* TASK INSTRUCTIONS *
Search the records that follow and extract every line containing the string "title".

* DATASET CONTENT *
>>>>

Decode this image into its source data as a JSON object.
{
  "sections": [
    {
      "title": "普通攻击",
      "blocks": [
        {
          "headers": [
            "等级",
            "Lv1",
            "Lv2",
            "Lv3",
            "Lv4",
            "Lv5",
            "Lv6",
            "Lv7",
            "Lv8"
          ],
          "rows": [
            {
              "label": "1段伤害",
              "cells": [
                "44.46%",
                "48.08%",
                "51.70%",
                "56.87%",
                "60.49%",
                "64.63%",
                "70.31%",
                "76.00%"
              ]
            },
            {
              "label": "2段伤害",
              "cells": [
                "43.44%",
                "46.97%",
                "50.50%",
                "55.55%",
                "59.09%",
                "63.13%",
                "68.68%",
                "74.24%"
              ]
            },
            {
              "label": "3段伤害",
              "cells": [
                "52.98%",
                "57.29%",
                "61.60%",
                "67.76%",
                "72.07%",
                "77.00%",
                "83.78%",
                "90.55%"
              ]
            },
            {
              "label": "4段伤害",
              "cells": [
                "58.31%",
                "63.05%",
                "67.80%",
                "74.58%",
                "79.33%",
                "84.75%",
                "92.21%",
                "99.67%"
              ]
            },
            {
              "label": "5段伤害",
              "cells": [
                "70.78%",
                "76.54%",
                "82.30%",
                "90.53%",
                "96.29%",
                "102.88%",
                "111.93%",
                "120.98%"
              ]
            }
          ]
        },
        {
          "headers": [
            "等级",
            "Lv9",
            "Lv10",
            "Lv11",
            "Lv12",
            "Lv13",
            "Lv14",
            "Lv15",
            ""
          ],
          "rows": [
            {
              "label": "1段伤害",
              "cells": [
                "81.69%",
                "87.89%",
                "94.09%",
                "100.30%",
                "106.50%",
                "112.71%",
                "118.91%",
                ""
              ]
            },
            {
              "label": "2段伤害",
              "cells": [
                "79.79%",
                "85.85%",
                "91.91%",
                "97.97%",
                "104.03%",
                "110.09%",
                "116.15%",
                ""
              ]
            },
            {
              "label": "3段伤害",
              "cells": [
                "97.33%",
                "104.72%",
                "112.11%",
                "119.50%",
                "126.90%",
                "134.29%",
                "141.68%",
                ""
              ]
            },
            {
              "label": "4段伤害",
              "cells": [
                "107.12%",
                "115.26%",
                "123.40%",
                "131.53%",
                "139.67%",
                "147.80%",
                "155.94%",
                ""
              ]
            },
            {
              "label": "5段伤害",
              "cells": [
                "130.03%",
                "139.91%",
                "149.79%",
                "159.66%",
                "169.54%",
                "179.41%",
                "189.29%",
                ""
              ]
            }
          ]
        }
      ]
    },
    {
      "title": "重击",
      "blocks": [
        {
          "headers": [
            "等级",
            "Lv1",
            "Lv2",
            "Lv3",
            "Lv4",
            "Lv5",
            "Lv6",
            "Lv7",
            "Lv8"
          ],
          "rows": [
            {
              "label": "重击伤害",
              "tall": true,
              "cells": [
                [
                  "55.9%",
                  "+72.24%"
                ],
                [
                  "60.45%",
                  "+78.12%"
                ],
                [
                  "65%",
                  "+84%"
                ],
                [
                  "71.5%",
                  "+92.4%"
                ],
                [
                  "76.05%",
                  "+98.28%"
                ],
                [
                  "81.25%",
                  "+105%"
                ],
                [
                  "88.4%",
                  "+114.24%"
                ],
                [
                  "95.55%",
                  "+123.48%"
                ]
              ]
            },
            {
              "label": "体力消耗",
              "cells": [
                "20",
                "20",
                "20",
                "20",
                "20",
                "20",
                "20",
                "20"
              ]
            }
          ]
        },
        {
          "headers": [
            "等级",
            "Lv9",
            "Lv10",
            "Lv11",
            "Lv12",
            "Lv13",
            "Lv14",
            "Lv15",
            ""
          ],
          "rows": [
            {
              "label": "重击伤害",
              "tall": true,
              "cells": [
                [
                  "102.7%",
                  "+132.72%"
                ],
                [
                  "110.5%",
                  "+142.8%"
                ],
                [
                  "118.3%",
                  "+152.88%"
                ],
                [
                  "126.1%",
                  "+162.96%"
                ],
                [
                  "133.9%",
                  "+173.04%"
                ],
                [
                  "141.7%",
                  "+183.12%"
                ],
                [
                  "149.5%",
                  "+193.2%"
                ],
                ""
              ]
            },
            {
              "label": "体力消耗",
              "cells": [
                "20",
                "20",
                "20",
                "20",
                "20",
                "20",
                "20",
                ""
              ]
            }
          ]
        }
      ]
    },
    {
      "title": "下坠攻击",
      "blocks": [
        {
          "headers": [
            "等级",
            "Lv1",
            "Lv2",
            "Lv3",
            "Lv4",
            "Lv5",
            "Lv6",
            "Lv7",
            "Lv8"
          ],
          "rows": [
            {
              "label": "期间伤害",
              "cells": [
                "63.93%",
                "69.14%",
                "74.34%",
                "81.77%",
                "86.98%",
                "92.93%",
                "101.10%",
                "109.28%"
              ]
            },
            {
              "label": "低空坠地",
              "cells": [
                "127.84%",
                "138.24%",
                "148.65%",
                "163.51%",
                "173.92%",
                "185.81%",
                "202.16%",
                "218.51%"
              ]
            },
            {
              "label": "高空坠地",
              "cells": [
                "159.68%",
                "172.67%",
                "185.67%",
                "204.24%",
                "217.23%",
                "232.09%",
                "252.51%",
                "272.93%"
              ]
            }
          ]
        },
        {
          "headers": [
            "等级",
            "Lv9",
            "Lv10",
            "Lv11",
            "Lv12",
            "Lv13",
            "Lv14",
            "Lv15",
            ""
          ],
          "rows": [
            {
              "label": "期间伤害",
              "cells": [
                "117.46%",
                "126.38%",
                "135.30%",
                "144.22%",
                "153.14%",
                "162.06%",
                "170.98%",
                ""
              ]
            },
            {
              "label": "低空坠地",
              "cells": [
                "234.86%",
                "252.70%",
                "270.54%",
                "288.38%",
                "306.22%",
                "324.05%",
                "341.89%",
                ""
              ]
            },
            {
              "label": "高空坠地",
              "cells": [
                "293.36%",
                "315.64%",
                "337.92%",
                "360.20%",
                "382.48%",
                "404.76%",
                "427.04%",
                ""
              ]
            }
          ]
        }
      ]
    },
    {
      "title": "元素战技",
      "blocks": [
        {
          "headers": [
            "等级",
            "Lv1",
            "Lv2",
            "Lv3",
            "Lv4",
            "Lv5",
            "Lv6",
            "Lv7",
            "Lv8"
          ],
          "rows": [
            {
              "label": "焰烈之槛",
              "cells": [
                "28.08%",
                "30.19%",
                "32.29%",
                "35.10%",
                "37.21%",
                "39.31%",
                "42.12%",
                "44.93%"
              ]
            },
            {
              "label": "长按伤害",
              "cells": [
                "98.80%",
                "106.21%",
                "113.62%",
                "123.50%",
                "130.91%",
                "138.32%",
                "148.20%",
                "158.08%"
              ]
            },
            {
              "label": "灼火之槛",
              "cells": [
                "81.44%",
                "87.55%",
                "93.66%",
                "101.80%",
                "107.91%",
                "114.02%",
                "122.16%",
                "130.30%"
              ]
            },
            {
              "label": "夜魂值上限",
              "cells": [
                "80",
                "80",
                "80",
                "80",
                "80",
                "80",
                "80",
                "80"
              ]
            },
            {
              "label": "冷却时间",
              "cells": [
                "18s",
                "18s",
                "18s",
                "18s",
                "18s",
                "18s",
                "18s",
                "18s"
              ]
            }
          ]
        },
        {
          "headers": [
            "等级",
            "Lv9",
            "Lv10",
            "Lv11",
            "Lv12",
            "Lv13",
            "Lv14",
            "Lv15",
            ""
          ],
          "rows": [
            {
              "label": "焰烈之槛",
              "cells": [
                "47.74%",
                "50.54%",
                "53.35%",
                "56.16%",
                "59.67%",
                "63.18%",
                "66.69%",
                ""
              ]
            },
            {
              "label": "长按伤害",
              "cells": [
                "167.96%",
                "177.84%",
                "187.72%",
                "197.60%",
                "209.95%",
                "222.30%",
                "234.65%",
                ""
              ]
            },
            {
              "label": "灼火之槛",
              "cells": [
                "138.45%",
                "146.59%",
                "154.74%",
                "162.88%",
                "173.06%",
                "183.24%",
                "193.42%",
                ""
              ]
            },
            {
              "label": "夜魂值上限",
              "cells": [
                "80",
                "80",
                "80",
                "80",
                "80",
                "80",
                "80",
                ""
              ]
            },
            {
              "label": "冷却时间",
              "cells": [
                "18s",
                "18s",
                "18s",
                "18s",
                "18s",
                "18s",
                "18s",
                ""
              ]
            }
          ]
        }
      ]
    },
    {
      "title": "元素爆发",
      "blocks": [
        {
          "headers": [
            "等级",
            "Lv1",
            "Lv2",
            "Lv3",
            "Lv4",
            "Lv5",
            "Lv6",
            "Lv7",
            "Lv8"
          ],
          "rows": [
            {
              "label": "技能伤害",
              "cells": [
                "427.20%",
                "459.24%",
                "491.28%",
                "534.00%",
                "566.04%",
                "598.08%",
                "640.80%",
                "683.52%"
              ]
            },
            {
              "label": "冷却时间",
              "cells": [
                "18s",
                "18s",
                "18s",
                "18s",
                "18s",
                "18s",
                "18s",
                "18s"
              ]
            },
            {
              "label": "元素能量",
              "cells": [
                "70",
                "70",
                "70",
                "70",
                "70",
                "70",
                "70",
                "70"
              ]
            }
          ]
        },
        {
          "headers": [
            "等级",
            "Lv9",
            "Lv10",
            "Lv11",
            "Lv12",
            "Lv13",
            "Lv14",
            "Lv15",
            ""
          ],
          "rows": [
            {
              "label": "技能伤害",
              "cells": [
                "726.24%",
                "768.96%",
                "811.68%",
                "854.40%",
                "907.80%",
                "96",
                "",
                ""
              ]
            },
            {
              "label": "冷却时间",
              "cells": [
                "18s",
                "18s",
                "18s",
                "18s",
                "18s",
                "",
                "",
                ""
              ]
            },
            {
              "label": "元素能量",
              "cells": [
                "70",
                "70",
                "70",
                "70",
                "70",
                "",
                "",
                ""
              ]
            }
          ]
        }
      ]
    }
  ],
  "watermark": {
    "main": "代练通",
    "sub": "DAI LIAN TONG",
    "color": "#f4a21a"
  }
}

<<<<

* WORKED ANSWER *
      "title": "普通攻击",
      "title": "重击",
      "title": "下坠攻击",
      "title": "元素战技",
      "title": "元素爆发",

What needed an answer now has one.